■ **Dataset entries**:
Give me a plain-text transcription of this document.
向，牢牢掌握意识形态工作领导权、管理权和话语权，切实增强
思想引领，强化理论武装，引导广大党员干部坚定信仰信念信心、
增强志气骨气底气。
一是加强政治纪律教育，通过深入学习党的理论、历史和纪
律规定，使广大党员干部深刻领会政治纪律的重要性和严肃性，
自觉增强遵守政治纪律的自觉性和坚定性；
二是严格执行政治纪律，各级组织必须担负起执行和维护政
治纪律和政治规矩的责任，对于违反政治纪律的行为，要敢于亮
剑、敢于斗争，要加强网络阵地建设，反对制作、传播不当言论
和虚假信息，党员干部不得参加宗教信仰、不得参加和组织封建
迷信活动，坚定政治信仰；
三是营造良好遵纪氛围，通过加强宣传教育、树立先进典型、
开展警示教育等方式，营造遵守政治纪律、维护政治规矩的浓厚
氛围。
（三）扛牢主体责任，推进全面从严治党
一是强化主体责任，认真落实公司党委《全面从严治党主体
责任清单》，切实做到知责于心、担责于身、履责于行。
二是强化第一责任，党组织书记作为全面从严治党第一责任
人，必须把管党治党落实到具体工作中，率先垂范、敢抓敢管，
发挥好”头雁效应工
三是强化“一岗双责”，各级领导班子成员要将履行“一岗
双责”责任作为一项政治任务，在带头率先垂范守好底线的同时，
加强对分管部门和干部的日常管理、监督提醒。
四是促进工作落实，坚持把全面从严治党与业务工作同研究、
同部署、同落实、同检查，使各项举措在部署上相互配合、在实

■ **Task objective**:
Make an exact copy of the listing, including every line.

■ **Result**:
Give me a plain-text transcription of this document.
向，牢牢掌握意识形态工作领导权、管理权和话语权，切实增强
思想引领，强化理论武装，引导广大党员干部坚定信仰信念信心、
增强志气骨气底气。
一是加强政治纪律教育，通过深入学习党的理论、历史和纪
律规定，使广大党员干部深刻领会政治纪律的重要性和严肃性，
自觉增强遵守政治纪律的自觉性和坚定性；
二是严格执行政治纪律，各级组织必须担负起执行和维护政
治纪律和政治规矩的责任，对于违反政治纪律的行为，要敢于亮
剑、敢于斗争，要加强网络阵地建设，反对制作、传播不当言论
和虚假信息，党员干部不得参加宗教信仰、不得参加和组织封建
迷信活动，坚定政治信仰；
三是营造良好遵纪氛围，通过加强宣传教育、树立先进典型、
开展警示教育等方式，营造遵守政治纪律、维护政治规矩的浓厚
氛围。
（三）扛牢主体责任，推进全面从严治党
一是强化主体责任，认真落实公司党委《全面从严治党主体
责任清单》，切实做到知责于心、担责于身、履责于行。
二是强化第一责任，党组织书记作为全面从严治党第一责任
人，必须把管党治党落实到具体工作中，率先垂范、敢抓敢管，
发挥好”头雁效应工
三是强化“一岗双责”，各级领导班子成员要将履行“一岗
双责”责任作为一项政治任务，在带头率先垂范守好底线的同时，
加强对分管部门和干部的日常管理、监督提醒。
四是促进工作落实，坚持把全面从严治党与业务工作同研究、
同部署、同落实、同检查，使各项举措在部署上相互配合、在实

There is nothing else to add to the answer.